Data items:
[BEGIN]

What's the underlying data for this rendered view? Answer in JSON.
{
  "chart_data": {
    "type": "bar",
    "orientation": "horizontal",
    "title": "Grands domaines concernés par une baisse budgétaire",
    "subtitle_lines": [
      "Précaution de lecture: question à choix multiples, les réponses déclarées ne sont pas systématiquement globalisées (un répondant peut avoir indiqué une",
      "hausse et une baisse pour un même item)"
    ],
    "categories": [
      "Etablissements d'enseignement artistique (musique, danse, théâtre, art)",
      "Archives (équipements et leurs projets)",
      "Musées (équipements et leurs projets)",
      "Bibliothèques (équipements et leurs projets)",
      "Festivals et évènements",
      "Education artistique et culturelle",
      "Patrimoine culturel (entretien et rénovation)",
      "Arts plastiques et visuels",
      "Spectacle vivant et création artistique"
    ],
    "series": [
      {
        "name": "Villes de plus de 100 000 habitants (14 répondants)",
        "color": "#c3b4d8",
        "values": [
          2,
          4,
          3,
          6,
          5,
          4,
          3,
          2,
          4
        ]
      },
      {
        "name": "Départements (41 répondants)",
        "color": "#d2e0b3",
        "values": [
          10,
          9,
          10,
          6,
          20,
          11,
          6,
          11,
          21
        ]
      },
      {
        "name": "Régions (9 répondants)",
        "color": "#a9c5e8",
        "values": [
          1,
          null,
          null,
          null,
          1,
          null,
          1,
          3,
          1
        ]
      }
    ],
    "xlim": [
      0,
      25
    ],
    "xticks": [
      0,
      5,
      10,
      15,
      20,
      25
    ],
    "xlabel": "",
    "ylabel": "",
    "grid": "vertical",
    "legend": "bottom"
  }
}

[END]

• Task:
Write every entry out again exactly.

• Exercise response:
What's the underlying data for this rendered view? Answer in JSON.
{
  "chart_data": {
    "type": "bar",
    "orientation": "horizontal",
    "title": "Grands domaines concernés par une baisse budgétaire",
    "subtitle_lines": [
      "Précaution de lecture: question à choix multiples, les réponses déclarées ne sont pas systématiquement globalisées (un répondant peut avoir indiqué une",
      "hausse et une baisse pour un même item)"
    ],
    "categories": [
      "Etablissements d'enseignement artistique (musique, danse, théâtre, art)",
      "Archives (équipements et leurs projets)",
      "Musées (équipements et leurs projets)",
      "Bibliothèques (équipements et leurs projets)",
      "Festivals et évènements",
      "Education artistique et culturelle",
      "Patrimoine culturel (entretien et rénovation)",
      "Arts plastiques et visuels",
      "Spectacle vivant et création artistique"
    ],
    "series": [
      {
        "name": "Villes de plus de 100 000 habitants (14 répondants)",
        "color": "#c3b4d8",
        "values": [
          2,
          4,
          3,
          6,
          5,
          4,
          3,
          2,
          4
        ]
      },
      {
        "name": "Départements (41 répondants)",
        "color": "#d2e0b3",
        "values": [
          10,
          9,
          10,
          6,
          20,
          11,
          6,
          11,
          21
        ]
      },
      {
        "name": "Régions (9 répondants)",
        "color": "#a9c5e8",
        "values": [
          1,
          null,
          null,
          null,
          1,
          null,
          1,
          3,
          1
        ]
      }
    ],
    "xlim": [
      0,
      25
    ],
    "xticks": [
      0,
      5,
      10,
      15,
      20,
      25
    ],
    "xlabel": "",
    "ylabel": "",
    "grid": "vertical",
    "legend": "bottom"
  }
}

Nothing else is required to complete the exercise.